> Exercise: Write each record again exactly as it stands.

> Input data:
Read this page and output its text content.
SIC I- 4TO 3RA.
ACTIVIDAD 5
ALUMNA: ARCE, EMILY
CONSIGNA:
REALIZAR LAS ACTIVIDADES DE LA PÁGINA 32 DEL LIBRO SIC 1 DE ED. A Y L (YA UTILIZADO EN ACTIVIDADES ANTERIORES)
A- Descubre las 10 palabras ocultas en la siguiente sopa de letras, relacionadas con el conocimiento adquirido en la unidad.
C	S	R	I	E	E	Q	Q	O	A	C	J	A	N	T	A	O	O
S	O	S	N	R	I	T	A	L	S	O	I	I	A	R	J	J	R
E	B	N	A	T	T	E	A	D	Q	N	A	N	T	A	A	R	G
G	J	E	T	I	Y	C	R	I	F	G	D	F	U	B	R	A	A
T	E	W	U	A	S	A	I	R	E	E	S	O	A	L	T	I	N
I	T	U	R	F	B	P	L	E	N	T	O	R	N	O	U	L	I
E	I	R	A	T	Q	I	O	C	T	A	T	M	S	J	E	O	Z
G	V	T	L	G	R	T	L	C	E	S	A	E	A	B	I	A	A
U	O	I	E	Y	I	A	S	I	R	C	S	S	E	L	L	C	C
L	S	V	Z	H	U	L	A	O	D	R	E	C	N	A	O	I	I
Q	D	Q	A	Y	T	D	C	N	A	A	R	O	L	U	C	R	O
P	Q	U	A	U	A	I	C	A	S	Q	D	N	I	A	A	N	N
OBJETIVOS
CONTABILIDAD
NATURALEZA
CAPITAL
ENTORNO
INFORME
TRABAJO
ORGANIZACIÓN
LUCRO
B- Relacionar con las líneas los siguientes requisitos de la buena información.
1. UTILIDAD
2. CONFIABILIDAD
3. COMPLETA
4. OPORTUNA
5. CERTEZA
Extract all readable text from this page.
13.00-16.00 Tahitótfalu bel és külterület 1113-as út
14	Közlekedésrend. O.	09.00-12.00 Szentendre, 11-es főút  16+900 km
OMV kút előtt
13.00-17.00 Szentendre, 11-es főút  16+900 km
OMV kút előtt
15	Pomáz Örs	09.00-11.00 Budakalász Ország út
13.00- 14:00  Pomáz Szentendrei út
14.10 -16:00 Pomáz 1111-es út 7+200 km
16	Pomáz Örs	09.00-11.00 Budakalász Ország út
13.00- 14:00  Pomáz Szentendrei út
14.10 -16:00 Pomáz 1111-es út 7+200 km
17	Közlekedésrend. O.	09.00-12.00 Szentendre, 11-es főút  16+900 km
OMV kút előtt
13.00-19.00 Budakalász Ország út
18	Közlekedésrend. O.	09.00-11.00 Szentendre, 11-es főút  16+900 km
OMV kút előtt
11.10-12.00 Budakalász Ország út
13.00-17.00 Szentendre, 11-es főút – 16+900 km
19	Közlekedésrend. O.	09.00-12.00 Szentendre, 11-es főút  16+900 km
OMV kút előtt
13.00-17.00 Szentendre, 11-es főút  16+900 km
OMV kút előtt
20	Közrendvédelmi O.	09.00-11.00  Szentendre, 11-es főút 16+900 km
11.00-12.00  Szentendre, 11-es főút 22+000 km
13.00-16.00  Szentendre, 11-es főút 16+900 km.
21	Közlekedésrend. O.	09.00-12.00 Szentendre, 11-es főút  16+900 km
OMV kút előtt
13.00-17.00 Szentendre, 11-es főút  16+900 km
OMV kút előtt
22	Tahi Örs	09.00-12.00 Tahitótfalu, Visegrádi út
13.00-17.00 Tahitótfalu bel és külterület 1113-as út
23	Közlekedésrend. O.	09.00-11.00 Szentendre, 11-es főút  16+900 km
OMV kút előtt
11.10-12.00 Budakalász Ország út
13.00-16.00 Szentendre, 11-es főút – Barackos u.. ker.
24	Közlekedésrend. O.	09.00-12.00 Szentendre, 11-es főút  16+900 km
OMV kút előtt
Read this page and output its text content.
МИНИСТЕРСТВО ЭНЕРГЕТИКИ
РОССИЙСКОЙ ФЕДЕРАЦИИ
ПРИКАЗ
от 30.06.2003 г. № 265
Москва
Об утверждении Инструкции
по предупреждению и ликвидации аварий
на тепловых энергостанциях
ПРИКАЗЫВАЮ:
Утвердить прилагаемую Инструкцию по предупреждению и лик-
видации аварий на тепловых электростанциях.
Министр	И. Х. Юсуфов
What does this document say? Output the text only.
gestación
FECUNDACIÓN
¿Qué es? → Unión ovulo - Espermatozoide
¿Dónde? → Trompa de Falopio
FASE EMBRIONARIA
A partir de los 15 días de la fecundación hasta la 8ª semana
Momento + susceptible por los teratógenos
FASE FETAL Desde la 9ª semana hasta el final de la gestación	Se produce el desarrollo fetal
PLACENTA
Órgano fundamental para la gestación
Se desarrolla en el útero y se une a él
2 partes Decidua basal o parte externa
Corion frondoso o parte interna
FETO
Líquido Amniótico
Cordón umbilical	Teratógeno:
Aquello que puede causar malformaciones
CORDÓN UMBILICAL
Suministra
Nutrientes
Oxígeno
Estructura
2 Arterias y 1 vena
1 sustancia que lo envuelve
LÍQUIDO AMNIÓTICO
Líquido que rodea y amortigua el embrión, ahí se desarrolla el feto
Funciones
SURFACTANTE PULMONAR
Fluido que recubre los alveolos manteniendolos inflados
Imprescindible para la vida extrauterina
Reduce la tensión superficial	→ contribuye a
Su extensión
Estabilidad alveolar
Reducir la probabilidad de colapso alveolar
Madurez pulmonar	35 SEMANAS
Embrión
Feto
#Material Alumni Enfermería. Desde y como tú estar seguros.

> Solution for this problem:
Read this page and output its text content.
SIC I- 4TO 3RA.
ACTIVIDAD 5
ALUMNA: ARCE, EMILY
CONSIGNA:
REALIZAR LAS ACTIVIDADES DE LA PÁGINA 32 DEL LIBRO SIC 1 DE ED. A Y L (YA UTILIZADO EN ACTIVIDADES ANTERIORES)
A- Descubre las 10 palabras ocultas en la siguiente sopa de letras, relacionadas con el conocimiento adquirido en la unidad.
C	S	R	I	E	E	Q	Q	O	A	C	J	A	N	T	A	O	O
S	O	S	N	R	I	T	A	L	S	O	I	I	A	R	J	J	R
E	B	N	A	T	T	E	A	D	Q	N	A	N	T	A	A	R	G
G	J	E	T	I	Y	C	R	I	F	G	D	F	U	B	R	A	A
T	E	W	U	A	S	A	I	R	E	E	S	O	A	L	T	I	N
I	T	U	R	F	B	P	L	E	N	T	O	R	N	O	U	L	I
E	I	R	A	T	Q	I	O	C	T	A	T	M	S	J	E	O	Z
G	V	T	L	G	R	T	L	C	E	S	A	E	A	B	I	A	A
U	O	I	E	Y	I	A	S	I	R	C	S	S	E	L	L	C	C
L	S	V	Z	H	U	L	A	O	D	R	E	C	N	A	O	I	I
Q	D	Q	A	Y	T	D	C	N	A	A	R	O	L	U	C	R	O
P	Q	U	A	U	A	I	C	A	S	Q	D	N	I	A	A	N	N
OBJETIVOS
CONTABILIDAD
NATURALEZA
CAPITAL
ENTORNO
INFORME
TRABAJO
ORGANIZACIÓN
LUCRO
B- Relacionar con las líneas los siguientes requisitos de la buena información.
1. UTILIDAD
2. CONFIABILIDAD
3. COMPLETA
4. OPORTUNA
5. CERTEZA
Extract all readable text from this page.
13.00-16.00 Tahitótfalu bel és külterület 1113-as út
14	Közlekedésrend. O.	09.00-12.00 Szentendre, 11-es főút  16+900 km
OMV kút előtt
13.00-17.00 Szentendre, 11-es főút  16+900 km
OMV kút előtt
15	Pomáz Örs	09.00-11.00 Budakalász Ország út
13.00- 14:00  Pomáz Szentendrei út
14.10 -16:00 Pomáz 1111-es út 7+200 km
16	Pomáz Örs	09.00-11.00 Budakalász Ország út
13.00- 14:00  Pomáz Szentendrei út
14.10 -16:00 Pomáz 1111-es út 7+200 km
17	Közlekedésrend. O.	09.00-12.00 Szentendre, 11-es főút  16+900 km
OMV kút előtt
13.00-19.00 Budakalász Ország út
18	Közlekedésrend. O.	09.00-11.00 Szentendre, 11-es főút  16+900 km
OMV kút előtt
11.10-12.00 Budakalász Ország út
13.00-17.00 Szentendre, 11-es főút – 16+900 km
19	Közlekedésrend. O.	09.00-12.00 Szentendre, 11-es főút  16+900 km
OMV kút előtt
13.00-17.00 Szentendre, 11-es főút  16+900 km
OMV kút előtt
20	Közrendvédelmi O.	09.00-11.00  Szentendre, 11-es főút 16+900 km
11.00-12.00  Szentendre, 11-es főút 22+000 km
13.00-16.00  Szentendre, 11-es főút 16+900 km.
21	Közlekedésrend. O.	09.00-12.00 Szentendre, 11-es főút  16+900 km
OMV kút előtt
13.00-17.00 Szentendre, 11-es főút  16+900 km
OMV kút előtt
22	Tahi Örs	09.00-12.00 Tahitótfalu, Visegrádi út
13.00-17.00 Tahitótfalu bel és külterület 1113-as út
23	Közlekedésrend. O.	09.00-11.00 Szentendre, 11-es főút  16+900 km
OMV kút előtt
11.10-12.00 Budakalász Ország út
13.00-16.00 Szentendre, 11-es főút – Barackos u.. ker.
24	Közlekedésrend. O.	09.00-12.00 Szentendre, 11-es főút  16+900 km
OMV kút előtt
Read this page and output its text content.
МИНИСТЕРСТВО ЭНЕРГЕТИКИ
РОССИЙСКОЙ ФЕДЕРАЦИИ
ПРИКАЗ
от 30.06.2003 г. № 265
Москва
Об утверждении Инструкции
по предупреждению и ликвидации аварий
на тепловых энергостанциях
ПРИКАЗЫВАЮ:
Утвердить прилагаемую Инструкцию по предупреждению и лик-
видации аварий на тепловых электростанциях.
Министр	И. Х. Юсуфов
What does this document say? Output the text only.
gestación
FECUNDACIÓN
¿Qué es? → Unión ovulo - Espermatozoide
¿Dónde? → Trompa de Falopio
FASE EMBRIONARIA
A partir de los 15 días de la fecundación hasta la 8ª semana
Momento + susceptible por los teratógenos
FASE FETAL Desde la 9ª semana hasta el final de la gestación	Se produce el desarrollo fetal
PLACENTA
Órgano fundamental para la gestación
Se desarrolla en el útero y se une a él
2 partes Decidua basal o parte externa
Corion frondoso o parte interna
FETO
Líquido Amniótico
Cordón umbilical	Teratógeno:
Aquello que puede causar malformaciones
CORDÓN UMBILICAL
Suministra
Nutrientes
Oxígeno
Estructura
2 Arterias y 1 vena
1 sustancia que lo envuelve
LÍQUIDO AMNIÓTICO
Líquido que rodea y amortigua el embrión, ahí se desarrolla el feto
Funciones
SURFACTANTE PULMONAR
Fluido que recubre los alveolos manteniendolos inflados
Imprescindible para la vida extrauterina
Reduce la tensión superficial	→ contribuye a
Su extensión
Estabilidad alveolar
Reducir la probabilidad de colapso alveolar
Madurez pulmonar	35 SEMANAS
Embrión
Feto
#Material Alumni Enfermería. Desde y como tú estar seguros.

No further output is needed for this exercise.